== What is required ==
Output the full material exactly as it appears here.

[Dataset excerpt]

+---+

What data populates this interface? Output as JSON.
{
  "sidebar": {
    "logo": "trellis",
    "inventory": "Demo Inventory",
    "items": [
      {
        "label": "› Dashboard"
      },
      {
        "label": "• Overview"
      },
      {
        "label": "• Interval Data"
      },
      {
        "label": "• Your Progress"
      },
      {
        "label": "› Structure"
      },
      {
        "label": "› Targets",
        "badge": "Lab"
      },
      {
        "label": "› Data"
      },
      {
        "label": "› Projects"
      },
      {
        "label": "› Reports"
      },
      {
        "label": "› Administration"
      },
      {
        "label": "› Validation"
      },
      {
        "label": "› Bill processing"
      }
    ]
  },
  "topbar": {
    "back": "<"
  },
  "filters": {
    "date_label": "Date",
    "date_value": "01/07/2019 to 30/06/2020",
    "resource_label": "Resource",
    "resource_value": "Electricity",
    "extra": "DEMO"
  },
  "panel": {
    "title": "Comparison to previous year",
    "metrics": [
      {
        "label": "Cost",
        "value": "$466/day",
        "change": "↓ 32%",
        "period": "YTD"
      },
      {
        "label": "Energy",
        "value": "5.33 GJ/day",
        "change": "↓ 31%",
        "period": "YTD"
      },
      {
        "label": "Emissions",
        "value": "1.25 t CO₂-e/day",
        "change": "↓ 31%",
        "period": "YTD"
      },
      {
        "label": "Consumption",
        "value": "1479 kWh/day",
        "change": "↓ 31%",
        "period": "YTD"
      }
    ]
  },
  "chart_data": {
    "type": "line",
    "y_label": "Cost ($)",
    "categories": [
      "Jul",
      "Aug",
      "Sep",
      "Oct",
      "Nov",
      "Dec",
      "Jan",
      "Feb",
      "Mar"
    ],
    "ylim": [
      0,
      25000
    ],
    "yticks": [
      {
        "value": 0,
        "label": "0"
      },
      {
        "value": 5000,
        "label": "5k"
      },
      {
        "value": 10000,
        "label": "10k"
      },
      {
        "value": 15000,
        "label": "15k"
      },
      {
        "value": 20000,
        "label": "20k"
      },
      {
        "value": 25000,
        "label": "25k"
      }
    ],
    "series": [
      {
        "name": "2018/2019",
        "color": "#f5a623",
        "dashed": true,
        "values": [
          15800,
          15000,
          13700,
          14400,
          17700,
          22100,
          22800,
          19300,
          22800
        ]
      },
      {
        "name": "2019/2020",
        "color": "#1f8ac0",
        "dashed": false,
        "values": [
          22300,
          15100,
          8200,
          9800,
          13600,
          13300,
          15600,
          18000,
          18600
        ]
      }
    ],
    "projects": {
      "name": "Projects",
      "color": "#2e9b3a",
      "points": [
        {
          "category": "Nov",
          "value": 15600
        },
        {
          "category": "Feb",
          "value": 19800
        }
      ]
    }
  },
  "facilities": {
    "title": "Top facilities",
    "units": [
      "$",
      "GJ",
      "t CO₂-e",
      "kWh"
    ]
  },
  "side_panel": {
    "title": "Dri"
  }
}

+---+

== Solution to this exercise ==
What data populates this interface? Output as JSON.
{
  "sidebar": {
    "logo": "trellis",
    "inventory": "Demo Inventory",
    "items": [
      {
        "label": "› Dashboard"
      },
      {
        "label": "• Overview"
      },
      {
        "label": "• Interval Data"
      },
      {
        "label": "• Your Progress"
      },
      {
        "label": "› Structure"
      },
      {
        "label": "› Targets",
        "badge": "Lab"
      },
      {
        "label": "› Data"
      },
      {
        "label": "› Projects"
      },
      {
        "label": "› Reports"
      },
      {
        "label": "› Administration"
      },
      {
        "label": "› Validation"
      },
      {
        "label": "› Bill processing"
      }
    ]
  },
  "topbar": {
    "back": "<"
  },
  "filters": {
    "date_label": "Date",
    "date_value": "01/07/2019 to 30/06/2020",
    "resource_label": "Resource",
    "resource_value": "Electricity",
    "extra": "DEMO"
  },
  "panel": {
    "title": "Comparison to previous year",
    "metrics": [
      {
        "label": "Cost",
        "value": "$466/day",
        "change": "↓ 32%",
        "period": "YTD"
      },
      {
        "label": "Energy",
        "value": "5.33 GJ/day",
        "change": "↓ 31%",
        "period": "YTD"
      },
      {
        "label": "Emissions",
        "value": "1.25 t CO₂-e/day",
        "change": "↓ 31%",
        "period": "YTD"
      },
      {
        "label": "Consumption",
        "value": "1479 kWh/day",
        "change": "↓ 31%",
        "period": "YTD"
      }
    ]
  },
  "chart_data": {
    "type": "line",
    "y_label": "Cost ($)",
    "categories": [
      "Jul",
      "Aug",
      "Sep",
      "Oct",
      "Nov",
      "Dec",
      "Jan",
      "Feb",
      "Mar"
    ],
    "ylim": [
      0,
      25000
    ],
    "yticks": [
      {
        "value": 0,
        "label": "0"
      },
      {
        "value": 5000,
        "label": "5k"
      },
      {
        "value": 10000,
        "label": "10k"
      },
      {
        "value": 15000,
        "label": "15k"
      },
      {
        "value": 20000,
        "label": "20k"
      },
      {
        "value": 25000,
        "label": "25k"
      }
    ],
    "series": [
      {
        "name": "2018/2019",
        "color": "#f5a623",
        "dashed": true,
        "values": [
          15800,
          15000,
          13700,
          14400,
          17700,
          22100,
          22800,
          19300,
          22800
        ]
      },
      {
        "name": "2019/2020",
        "color": "#1f8ac0",
        "dashed": false,
        "values": [
          22300,
          15100,
          8200,
          9800,
          13600,
          13300,
          15600,
          18000,
          18600
        ]
      }
    ],
    "projects": {
      "name": "Projects",
      "color": "#2e9b3a",
      "points": [
        {
          "category": "Nov",
          "value": 15600
        },
        {
          "category": "Feb",
          "value": 19800
        }
      ]
    }
  },
  "facilities": {
    "title": "Top facilities",
    "units": [
      "$",
      "GJ",
      "t CO₂-e",
      "kWh"
    ]
  },
  "side_panel": {
    "title": "Dri"
  }
}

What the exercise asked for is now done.